-- Start RECORD EXCERPTS --
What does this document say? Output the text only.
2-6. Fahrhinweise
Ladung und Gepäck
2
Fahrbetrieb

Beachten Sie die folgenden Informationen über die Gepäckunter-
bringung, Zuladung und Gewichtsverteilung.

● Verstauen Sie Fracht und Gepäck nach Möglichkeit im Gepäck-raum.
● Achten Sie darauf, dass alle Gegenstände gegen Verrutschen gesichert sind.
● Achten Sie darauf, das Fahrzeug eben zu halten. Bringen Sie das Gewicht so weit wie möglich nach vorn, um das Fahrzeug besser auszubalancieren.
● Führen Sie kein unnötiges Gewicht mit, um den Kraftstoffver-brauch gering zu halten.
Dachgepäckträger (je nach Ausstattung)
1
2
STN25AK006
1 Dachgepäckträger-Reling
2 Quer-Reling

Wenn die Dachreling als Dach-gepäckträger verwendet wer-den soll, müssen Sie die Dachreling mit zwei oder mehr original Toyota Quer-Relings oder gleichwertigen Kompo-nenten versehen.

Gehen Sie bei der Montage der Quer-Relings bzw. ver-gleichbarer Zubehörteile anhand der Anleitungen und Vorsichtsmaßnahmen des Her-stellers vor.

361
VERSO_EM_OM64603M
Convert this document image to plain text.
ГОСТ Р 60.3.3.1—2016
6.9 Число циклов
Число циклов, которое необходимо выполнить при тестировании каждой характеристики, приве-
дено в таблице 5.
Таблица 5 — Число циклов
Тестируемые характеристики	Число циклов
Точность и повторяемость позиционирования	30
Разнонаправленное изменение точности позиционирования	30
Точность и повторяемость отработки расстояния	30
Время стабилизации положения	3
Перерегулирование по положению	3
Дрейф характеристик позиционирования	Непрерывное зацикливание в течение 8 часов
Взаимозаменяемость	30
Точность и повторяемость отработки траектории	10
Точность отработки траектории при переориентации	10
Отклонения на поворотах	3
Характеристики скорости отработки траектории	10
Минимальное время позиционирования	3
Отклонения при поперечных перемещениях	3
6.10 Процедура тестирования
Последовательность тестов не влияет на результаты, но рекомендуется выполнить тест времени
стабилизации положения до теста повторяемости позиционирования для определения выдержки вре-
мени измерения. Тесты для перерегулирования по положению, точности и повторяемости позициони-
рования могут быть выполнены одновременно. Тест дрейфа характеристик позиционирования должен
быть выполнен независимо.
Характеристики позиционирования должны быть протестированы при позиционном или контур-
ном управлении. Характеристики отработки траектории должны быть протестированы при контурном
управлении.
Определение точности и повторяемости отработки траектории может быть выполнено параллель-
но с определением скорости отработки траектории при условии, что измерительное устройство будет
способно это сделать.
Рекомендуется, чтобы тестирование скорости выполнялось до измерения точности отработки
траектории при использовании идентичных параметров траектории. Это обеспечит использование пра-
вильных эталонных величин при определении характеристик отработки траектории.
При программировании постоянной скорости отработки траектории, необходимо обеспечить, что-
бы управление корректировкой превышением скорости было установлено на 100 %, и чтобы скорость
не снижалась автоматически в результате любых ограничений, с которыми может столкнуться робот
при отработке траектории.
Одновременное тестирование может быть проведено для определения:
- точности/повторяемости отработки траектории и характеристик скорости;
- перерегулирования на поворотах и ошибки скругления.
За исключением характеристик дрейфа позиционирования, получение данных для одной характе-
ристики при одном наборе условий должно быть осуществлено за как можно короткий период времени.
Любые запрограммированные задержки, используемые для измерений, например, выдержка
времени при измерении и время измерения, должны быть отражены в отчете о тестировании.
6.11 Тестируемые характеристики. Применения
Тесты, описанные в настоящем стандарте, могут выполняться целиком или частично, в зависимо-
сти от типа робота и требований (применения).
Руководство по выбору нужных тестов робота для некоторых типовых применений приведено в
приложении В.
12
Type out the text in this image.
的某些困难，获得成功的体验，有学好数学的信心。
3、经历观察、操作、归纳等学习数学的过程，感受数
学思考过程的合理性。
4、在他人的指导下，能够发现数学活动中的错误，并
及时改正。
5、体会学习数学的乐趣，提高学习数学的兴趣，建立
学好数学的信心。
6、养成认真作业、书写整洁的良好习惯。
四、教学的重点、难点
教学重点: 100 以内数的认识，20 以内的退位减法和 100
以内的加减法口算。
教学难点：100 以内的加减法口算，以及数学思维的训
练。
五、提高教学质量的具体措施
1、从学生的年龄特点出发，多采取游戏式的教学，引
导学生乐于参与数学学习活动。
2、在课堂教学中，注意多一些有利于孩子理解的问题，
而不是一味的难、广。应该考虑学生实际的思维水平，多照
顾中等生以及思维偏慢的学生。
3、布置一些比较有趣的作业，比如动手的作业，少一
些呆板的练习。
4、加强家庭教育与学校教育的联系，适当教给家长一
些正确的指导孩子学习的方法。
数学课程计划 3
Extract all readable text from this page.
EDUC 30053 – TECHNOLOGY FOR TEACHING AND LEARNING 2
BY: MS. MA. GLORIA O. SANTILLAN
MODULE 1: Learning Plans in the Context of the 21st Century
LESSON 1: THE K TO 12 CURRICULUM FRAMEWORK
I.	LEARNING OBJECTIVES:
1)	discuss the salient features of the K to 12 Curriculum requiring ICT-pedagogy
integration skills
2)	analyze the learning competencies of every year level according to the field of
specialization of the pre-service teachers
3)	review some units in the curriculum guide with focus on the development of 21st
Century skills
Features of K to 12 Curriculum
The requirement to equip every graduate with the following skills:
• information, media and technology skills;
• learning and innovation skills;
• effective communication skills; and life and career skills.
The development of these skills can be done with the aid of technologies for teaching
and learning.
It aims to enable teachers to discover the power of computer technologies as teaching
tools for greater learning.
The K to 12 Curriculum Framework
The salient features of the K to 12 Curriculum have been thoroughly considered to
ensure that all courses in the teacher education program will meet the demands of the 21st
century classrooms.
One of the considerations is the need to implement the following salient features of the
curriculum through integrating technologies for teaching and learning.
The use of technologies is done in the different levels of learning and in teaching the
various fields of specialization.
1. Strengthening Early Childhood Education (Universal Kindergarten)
-- End RECORD EXCERPTS --
_YOUR GOAL:_
Go through the entries and repeat each one exactly.

_CORRECT OUTPUT:_
What does this document say? Output the text only.
2-6. Fahrhinweise
Ladung und Gepäck
2
Fahrbetrieb

Beachten Sie die folgenden Informationen über die Gepäckunter-
bringung, Zuladung und Gewichtsverteilung.

● Verstauen Sie Fracht und Gepäck nach Möglichkeit im Gepäck-raum.
● Achten Sie darauf, dass alle Gegenstände gegen Verrutschen gesichert sind.
● Achten Sie darauf, das Fahrzeug eben zu halten. Bringen Sie das Gewicht so weit wie möglich nach vorn, um das Fahrzeug besser auszubalancieren.
● Führen Sie kein unnötiges Gewicht mit, um den Kraftstoffver-brauch gering zu halten.
Dachgepäckträger (je nach Ausstattung)
1
2
STN25AK006
1 Dachgepäckträger-Reling
2 Quer-Reling

Wenn die Dachreling als Dach-gepäckträger verwendet wer-den soll, müssen Sie die Dachreling mit zwei oder mehr original Toyota Quer-Relings oder gleichwertigen Kompo-nenten versehen.

Gehen Sie bei der Montage der Quer-Relings bzw. ver-gleichbarer Zubehörteile anhand der Anleitungen und Vorsichtsmaßnahmen des Her-stellers vor.

361
VERSO_EM_OM64603M
Convert this document image to plain text.
ГОСТ Р 60.3.3.1—2016
6.9 Число циклов
Число циклов, которое необходимо выполнить при тестировании каждой характеристики, приве-
дено в таблице 5.
Таблица 5 — Число циклов
Тестируемые характеристики	Число циклов
Точность и повторяемость позиционирования	30
Разнонаправленное изменение точности позиционирования	30
Точность и повторяемость отработки расстояния	30
Время стабилизации положения	3
Перерегулирование по положению	3
Дрейф характеристик позиционирования	Непрерывное зацикливание в течение 8 часов
Взаимозаменяемость	30
Точность и повторяемость отработки траектории	10
Точность отработки траектории при переориентации	10
Отклонения на поворотах	3
Характеристики скорости отработки траектории	10
Минимальное время позиционирования	3
Отклонения при поперечных перемещениях	3
6.10 Процедура тестирования
Последовательность тестов не влияет на результаты, но рекомендуется выполнить тест времени
стабилизации положения до теста повторяемости позиционирования для определения выдержки вре-
мени измерения. Тесты для перерегулирования по положению, точности и повторяемости позициони-
рования могут быть выполнены одновременно. Тест дрейфа характеристик позиционирования должен
быть выполнен независимо.
Характеристики позиционирования должны быть протестированы при позиционном или контур-
ном управлении. Характеристики отработки траектории должны быть протестированы при контурном
управлении.
Определение точности и повторяемости отработки траектории может быть выполнено параллель-
но с определением скорости отработки траектории при условии, что измерительное устройство будет
способно это сделать.
Рекомендуется, чтобы тестирование скорости выполнялось до измерения точности отработки
траектории при использовании идентичных параметров траектории. Это обеспечит использование пра-
вильных эталонных величин при определении характеристик отработки траектории.
При программировании постоянной скорости отработки траектории, необходимо обеспечить, что-
бы управление корректировкой превышением скорости было установлено на 100 %, и чтобы скорость
не снижалась автоматически в результате любых ограничений, с которыми может столкнуться робот
при отработке траектории.
Одновременное тестирование может быть проведено для определения:
- точности/повторяемости отработки траектории и характеристик скорости;
- перерегулирования на поворотах и ошибки скругления.
За исключением характеристик дрейфа позиционирования, получение данных для одной характе-
ристики при одном наборе условий должно быть осуществлено за как можно короткий период времени.
Любые запрограммированные задержки, используемые для измерений, например, выдержка
времени при измерении и время измерения, должны быть отражены в отчете о тестировании.
6.11 Тестируемые характеристики. Применения
Тесты, описанные в настоящем стандарте, могут выполняться целиком или частично, в зависимо-
сти от типа робота и требований (применения).
Руководство по выбору нужных тестов робота для некоторых типовых применений приведено в
приложении В.
12
Type out the text in this image.
的某些困难，获得成功的体验，有学好数学的信心。
3、经历观察、操作、归纳等学习数学的过程，感受数
学思考过程的合理性。
4、在他人的指导下，能够发现数学活动中的错误，并
及时改正。
5、体会学习数学的乐趣，提高学习数学的兴趣，建立
学好数学的信心。
6、养成认真作业、书写整洁的良好习惯。
四、教学的重点、难点
教学重点: 100 以内数的认识，20 以内的退位减法和 100
以内的加减法口算。
教学难点：100 以内的加减法口算，以及数学思维的训
练。
五、提高教学质量的具体措施
1、从学生的年龄特点出发，多采取游戏式的教学，引
导学生乐于参与数学学习活动。
2、在课堂教学中，注意多一些有利于孩子理解的问题，
而不是一味的难、广。应该考虑学生实际的思维水平，多照
顾中等生以及思维偏慢的学生。
3、布置一些比较有趣的作业，比如动手的作业，少一
些呆板的练习。
4、加强家庭教育与学校教育的联系，适当教给家长一
些正确的指导孩子学习的方法。
数学课程计划 3
Extract all readable text from this page.
EDUC 30053 – TECHNOLOGY FOR TEACHING AND LEARNING 2
BY: MS. MA. GLORIA O. SANTILLAN
MODULE 1: Learning Plans in the Context of the 21st Century
LESSON 1: THE K TO 12 CURRICULUM FRAMEWORK
I.	LEARNING OBJECTIVES:
1)	discuss the salient features of the K to 12 Curriculum requiring ICT-pedagogy
integration skills
2)	analyze the learning competencies of every year level according to the field of
specialization of the pre-service teachers
3)	review some units in the curriculum guide with focus on the development of 21st
Century skills
Features of K to 12 Curriculum
The requirement to equip every graduate with the following skills:
• information, media and technology skills;
• learning and innovation skills;
• effective communication skills; and life and career skills.
The development of these skills can be done with the aid of technologies for teaching
and learning.
It aims to enable teachers to discover the power of computer technologies as teaching
tools for greater learning.
The K to 12 Curriculum Framework
The salient features of the K to 12 Curriculum have been thoroughly considered to
ensure that all courses in the teacher education program will meet the demands of the 21st
century classrooms.
One of the considerations is the need to implement the following salient features of the
curriculum through integrating technologies for teaching and learning.
The use of technologies is done in the different levels of learning and in teaching the
various fields of specialization.
1. Strengthening Early Childhood Education (Universal Kindergarten)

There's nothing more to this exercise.